» EXERCISE DETAILS: Starting at the beginning of the data and ending with the line that contains "card-value: 93 xyxy=(0,637,65,704)", rewrite those lines as a numbered list with any blank lines omitted.

▶

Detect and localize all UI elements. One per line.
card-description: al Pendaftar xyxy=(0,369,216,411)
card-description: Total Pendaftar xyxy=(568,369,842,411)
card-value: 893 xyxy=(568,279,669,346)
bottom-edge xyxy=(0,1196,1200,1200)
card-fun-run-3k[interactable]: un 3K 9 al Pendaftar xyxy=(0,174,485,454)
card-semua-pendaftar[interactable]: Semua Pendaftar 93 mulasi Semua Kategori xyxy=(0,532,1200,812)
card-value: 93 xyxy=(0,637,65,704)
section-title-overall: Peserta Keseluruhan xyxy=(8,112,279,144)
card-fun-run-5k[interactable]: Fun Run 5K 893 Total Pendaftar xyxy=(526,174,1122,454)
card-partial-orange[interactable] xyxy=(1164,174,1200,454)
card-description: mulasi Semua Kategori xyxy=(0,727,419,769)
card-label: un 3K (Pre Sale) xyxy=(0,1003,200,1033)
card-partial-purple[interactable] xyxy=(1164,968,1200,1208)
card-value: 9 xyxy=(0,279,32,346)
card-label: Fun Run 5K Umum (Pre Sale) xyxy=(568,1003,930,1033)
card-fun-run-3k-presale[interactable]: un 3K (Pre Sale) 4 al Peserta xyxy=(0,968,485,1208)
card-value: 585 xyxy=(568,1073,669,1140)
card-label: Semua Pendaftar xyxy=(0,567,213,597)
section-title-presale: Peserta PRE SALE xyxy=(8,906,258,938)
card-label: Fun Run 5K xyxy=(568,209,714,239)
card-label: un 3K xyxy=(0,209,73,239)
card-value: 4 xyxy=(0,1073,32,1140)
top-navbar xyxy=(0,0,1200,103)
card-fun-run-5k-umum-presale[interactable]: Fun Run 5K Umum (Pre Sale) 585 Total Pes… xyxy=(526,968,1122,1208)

◀

» FINISHED EXERCISE:
1. Detect and localize all UI elements. One per line.
2. card-description: al Pendaftar xyxy=(0,369,216,411)
3. card-description: Total Pendaftar xyxy=(568,369,842,411)
4. card-value: 893 xyxy=(568,279,669,346)
5. bottom-edge xyxy=(0,1196,1200,1200)
6. card-fun-run-3k[interactable]: un 3K 9 al Pendaftar xyxy=(0,174,485,454)
7. card-semua-pendaftar[interactable]: Semua Pendaftar 93 mulasi Semua Kategori xyxy=(0,532,1200,812)
8. card-value: 93 xyxy=(0,637,65,704)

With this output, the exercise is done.